▶ _Instructions for the task_
Reproduce every entry below precisely; do not include the pictures.

▶ _Available data_
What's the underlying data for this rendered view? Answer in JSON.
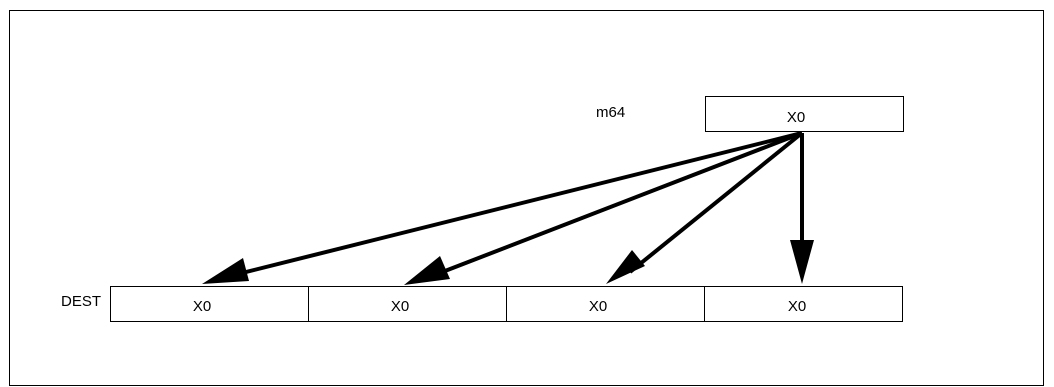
{
  "source": {
    "label": "m64",
    "cell": "X0"
  },
  "destination": {
    "label": "DEST",
    "cells": [
      "X0",
      "X0",
      "X0",
      "X0"
    ]
  },
  "colors": {
    "stroke": "#000000",
    "background": "#ffffff"
  }
}
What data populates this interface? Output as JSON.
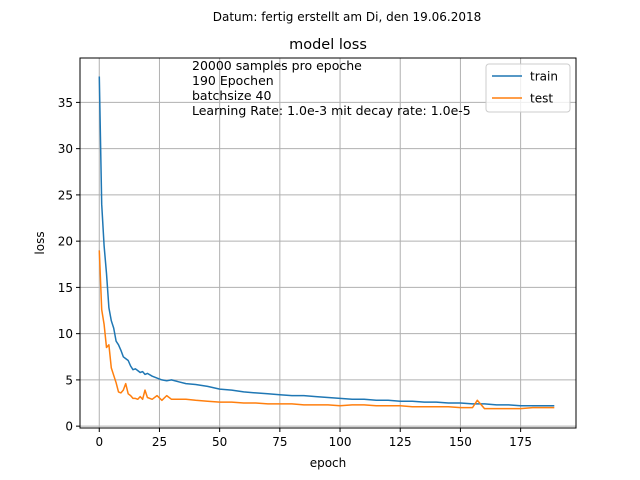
{
  "figure": {
    "suptitle": "Datum: fertig erstellt am Di, den 19.06.2018"
  },
  "chart_data": {
    "type": "line",
    "title": "model loss",
    "xlabel": "epoch",
    "ylabel": "loss",
    "xlim": [
      -8,
      198
    ],
    "ylim": [
      -0.2,
      39.8
    ],
    "xticks": [
      0,
      25,
      50,
      75,
      100,
      125,
      150,
      175
    ],
    "yticks": [
      0,
      5,
      10,
      15,
      20,
      25,
      30,
      35
    ],
    "grid": true,
    "legend_position": "top-right",
    "annotation_lines": [
      "20000 samples pro epoche",
      "190 Epochen",
      "batchsize 40",
      "Learning Rate: 1.0e-3 mit decay rate: 1.0e-5"
    ],
    "series": [
      {
        "name": "train",
        "color": "#1f77b4",
        "x": [
          0,
          1,
          2,
          3,
          4,
          5,
          6,
          7,
          8,
          9,
          10,
          11,
          12,
          13,
          14,
          15,
          16,
          17,
          18,
          19,
          20,
          22,
          24,
          26,
          28,
          30,
          33,
          36,
          40,
          45,
          50,
          55,
          60,
          65,
          70,
          75,
          80,
          85,
          90,
          95,
          100,
          105,
          110,
          115,
          120,
          125,
          130,
          135,
          140,
          145,
          150,
          155,
          160,
          165,
          170,
          175,
          180,
          185,
          189
        ],
        "values": [
          37.8,
          24,
          19.5,
          16.5,
          12.8,
          11.4,
          10.6,
          9.2,
          8.8,
          8.2,
          7.5,
          7.3,
          7.1,
          6.5,
          6.1,
          6.2,
          6.0,
          5.8,
          5.9,
          5.6,
          5.7,
          5.4,
          5.2,
          5.0,
          4.9,
          5.0,
          4.8,
          4.6,
          4.5,
          4.3,
          4.0,
          3.9,
          3.7,
          3.6,
          3.5,
          3.4,
          3.3,
          3.3,
          3.2,
          3.1,
          3.0,
          2.9,
          2.9,
          2.8,
          2.8,
          2.7,
          2.7,
          2.6,
          2.6,
          2.5,
          2.5,
          2.4,
          2.4,
          2.3,
          2.3,
          2.2,
          2.2,
          2.2,
          2.2
        ]
      },
      {
        "name": "test",
        "color": "#ff7f0e",
        "x": [
          0,
          1,
          2,
          3,
          4,
          5,
          6,
          7,
          8,
          9,
          10,
          11,
          12,
          13,
          14,
          15,
          16,
          17,
          18,
          19,
          20,
          22,
          24,
          26,
          28,
          30,
          33,
          36,
          40,
          45,
          50,
          55,
          60,
          65,
          70,
          75,
          80,
          85,
          90,
          95,
          100,
          105,
          110,
          115,
          120,
          125,
          130,
          135,
          140,
          145,
          150,
          155,
          157,
          160,
          165,
          170,
          175,
          180,
          185,
          189
        ],
        "values": [
          19,
          12.6,
          11.0,
          8.5,
          8.8,
          6.3,
          5.5,
          4.7,
          3.7,
          3.6,
          3.9,
          4.6,
          3.5,
          3.3,
          3.0,
          3.0,
          2.9,
          3.2,
          2.9,
          3.9,
          3.1,
          2.9,
          3.3,
          2.8,
          3.3,
          2.9,
          2.9,
          2.9,
          2.8,
          2.7,
          2.6,
          2.6,
          2.5,
          2.5,
          2.4,
          2.4,
          2.4,
          2.3,
          2.3,
          2.3,
          2.2,
          2.3,
          2.3,
          2.2,
          2.2,
          2.2,
          2.1,
          2.1,
          2.1,
          2.1,
          2.0,
          2.0,
          2.8,
          1.9,
          1.9,
          1.9,
          1.9,
          2.0,
          2.0,
          2.0
        ]
      }
    ]
  }
}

▶ _Task answer_
What's the underlying data for this rendered view? Answer in JSON.
{
  "source": {
    "label": "m64",
    "cell": "X0"
  },
  "destination": {
    "label": "DEST",
    "cells": [
      "X0",
      "X0",
      "X0",
      "X0"
    ]
  },
  "colors": {
    "stroke": "#000000",
    "background": "#ffffff"
  }
}
What data populates this interface? Output as JSON.
{
  "figure": {
    "suptitle": "Datum: fertig erstellt am Di, den 19.06.2018"
  },
  "chart_data": {
    "type": "line",
    "title": "model loss",
    "xlabel": "epoch",
    "ylabel": "loss",
    "xlim": [
      -8,
      198
    ],
    "ylim": [
      -0.2,
      39.8
    ],
    "xticks": [
      0,
      25,
      50,
      75,
      100,
      125,
      150,
      175
    ],
    "yticks": [
      0,
      5,
      10,
      15,
      20,
      25,
      30,
      35
    ],
    "grid": true,
    "legend_position": "top-right",
    "annotation_lines": [
      "20000 samples pro epoche",
      "190 Epochen",
      "batchsize 40",
      "Learning Rate: 1.0e-3 mit decay rate: 1.0e-5"
    ],
    "series": [
      {
        "name": "train",
        "color": "#1f77b4",
        "x": [
          0,
          1,
          2,
          3,
          4,
          5,
          6,
          7,
          8,
          9,
          10,
          11,
          12,
          13,
          14,
          15,
          16,
          17,
          18,
          19,
          20,
          22,
          24,
          26,
          28,
          30,
          33,
          36,
          40,
          45,
          50,
          55,
          60,
          65,
          70,
          75,
          80,
          85,
          90,
          95,
          100,
          105,
          110,
          115,
          120,
          125,
          130,
          135,
          140,
          145,
          150,
          155,
          160,
          165,
          170,
          175,
          180,
          185,
          189
        ],
        "values": [
          37.8,
          24,
          19.5,
          16.5,
          12.8,
          11.4,
          10.6,
          9.2,
          8.8,
          8.2,
          7.5,
          7.3,
          7.1,
          6.5,
          6.1,
          6.2,
          6.0,
          5.8,
          5.9,
          5.6,
          5.7,
          5.4,
          5.2,
          5.0,
          4.9,
          5.0,
          4.8,
          4.6,
          4.5,
          4.3,
          4.0,
          3.9,
          3.7,
          3.6,
          3.5,
          3.4,
          3.3,
          3.3,
          3.2,
          3.1,
          3.0,
          2.9,
          2.9,
          2.8,
          2.8,
          2.7,
          2.7,
          2.6,
          2.6,
          2.5,
          2.5,
          2.4,
          2.4,
          2.3,
          2.3,
          2.2,
          2.2,
          2.2,
          2.2
        ]
      },
      {
        "name": "test",
        "color": "#ff7f0e",
        "x": [
          0,
          1,
          2,
          3,
          4,
          5,
          6,
          7,
          8,
          9,
          10,
          11,
          12,
          13,
          14,
          15,
          16,
          17,
          18,
          19,
          20,
          22,
          24,
          26,
          28,
          30,
          33,
          36,
          40,
          45,
          50,
          55,
          60,
          65,
          70,
          75,
          80,
          85,
          90,
          95,
          100,
          105,
          110,
          115,
          120,
          125,
          130,
          135,
          140,
          145,
          150,
          155,
          157,
          160,
          165,
          170,
          175,
          180,
          185,
          189
        ],
        "values": [
          19,
          12.6,
          11.0,
          8.5,
          8.8,
          6.3,
          5.5,
          4.7,
          3.7,
          3.6,
          3.9,
          4.6,
          3.5,
          3.3,
          3.0,
          3.0,
          2.9,
          3.2,
          2.9,
          3.9,
          3.1,
          2.9,
          3.3,
          2.8,
          3.3,
          2.9,
          2.9,
          2.9,
          2.8,
          2.7,
          2.6,
          2.6,
          2.5,
          2.5,
          2.4,
          2.4,
          2.4,
          2.3,
          2.3,
          2.3,
          2.2,
          2.3,
          2.3,
          2.2,
          2.2,
          2.2,
          2.1,
          2.1,
          2.1,
          2.1,
          2.0,
          2.0,
          2.8,
          1.9,
          1.9,
          1.9,
          1.9,
          2.0,
          2.0,
          2.0
        ]
      }
    ]
  }
}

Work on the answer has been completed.